_Items listed in a dataset_:
---+---

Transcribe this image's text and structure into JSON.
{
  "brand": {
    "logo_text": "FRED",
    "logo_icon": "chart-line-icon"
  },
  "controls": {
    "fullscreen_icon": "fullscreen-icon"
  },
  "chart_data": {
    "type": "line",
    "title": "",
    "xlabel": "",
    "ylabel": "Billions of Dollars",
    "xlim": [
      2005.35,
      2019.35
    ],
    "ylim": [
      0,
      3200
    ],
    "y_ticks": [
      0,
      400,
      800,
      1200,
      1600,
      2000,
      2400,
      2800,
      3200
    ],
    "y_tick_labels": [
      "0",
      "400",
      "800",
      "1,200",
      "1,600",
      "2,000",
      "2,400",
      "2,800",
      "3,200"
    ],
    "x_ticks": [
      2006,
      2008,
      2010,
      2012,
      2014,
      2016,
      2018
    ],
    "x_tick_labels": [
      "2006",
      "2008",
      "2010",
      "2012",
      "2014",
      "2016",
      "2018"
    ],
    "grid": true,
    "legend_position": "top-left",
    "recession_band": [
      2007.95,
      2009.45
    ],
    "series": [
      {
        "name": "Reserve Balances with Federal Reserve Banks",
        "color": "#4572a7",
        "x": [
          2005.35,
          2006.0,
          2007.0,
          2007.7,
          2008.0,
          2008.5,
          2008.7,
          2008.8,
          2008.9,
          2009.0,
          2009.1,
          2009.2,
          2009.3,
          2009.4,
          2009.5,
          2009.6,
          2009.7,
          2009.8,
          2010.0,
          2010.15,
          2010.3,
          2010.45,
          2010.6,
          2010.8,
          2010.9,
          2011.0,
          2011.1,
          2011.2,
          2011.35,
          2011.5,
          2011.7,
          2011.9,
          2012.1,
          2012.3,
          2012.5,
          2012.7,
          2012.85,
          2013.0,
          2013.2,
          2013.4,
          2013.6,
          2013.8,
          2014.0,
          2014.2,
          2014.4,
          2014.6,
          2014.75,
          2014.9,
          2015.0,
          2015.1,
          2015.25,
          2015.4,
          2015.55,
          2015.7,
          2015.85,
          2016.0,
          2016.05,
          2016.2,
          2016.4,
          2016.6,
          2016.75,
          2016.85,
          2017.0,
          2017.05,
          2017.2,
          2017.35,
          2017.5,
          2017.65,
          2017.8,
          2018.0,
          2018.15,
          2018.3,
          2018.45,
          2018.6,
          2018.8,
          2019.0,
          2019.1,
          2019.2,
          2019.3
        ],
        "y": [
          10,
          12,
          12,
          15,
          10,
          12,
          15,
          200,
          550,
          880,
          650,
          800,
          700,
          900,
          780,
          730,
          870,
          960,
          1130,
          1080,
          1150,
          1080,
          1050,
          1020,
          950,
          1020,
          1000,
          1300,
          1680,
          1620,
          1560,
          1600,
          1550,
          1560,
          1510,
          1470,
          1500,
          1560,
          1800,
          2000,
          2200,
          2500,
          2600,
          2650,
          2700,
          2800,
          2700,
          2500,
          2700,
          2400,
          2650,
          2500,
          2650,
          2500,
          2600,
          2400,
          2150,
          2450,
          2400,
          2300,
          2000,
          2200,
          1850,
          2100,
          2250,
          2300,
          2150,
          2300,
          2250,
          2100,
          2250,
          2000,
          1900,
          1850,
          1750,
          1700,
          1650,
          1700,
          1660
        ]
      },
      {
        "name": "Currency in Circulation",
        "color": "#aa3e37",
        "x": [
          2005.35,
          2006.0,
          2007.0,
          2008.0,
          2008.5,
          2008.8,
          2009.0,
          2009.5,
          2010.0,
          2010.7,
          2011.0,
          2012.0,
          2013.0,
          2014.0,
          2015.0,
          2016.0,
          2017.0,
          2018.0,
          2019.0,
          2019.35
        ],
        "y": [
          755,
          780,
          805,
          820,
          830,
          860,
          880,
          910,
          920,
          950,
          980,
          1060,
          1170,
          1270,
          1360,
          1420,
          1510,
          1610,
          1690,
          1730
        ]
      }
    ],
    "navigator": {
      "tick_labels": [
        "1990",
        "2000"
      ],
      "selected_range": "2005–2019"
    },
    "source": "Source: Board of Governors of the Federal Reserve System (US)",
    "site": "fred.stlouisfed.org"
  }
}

---+---

_Directions_:
Look back over the material above and state how many lines hold the word "Reserve". Write the number and nothing else.

_Response to the task_:
2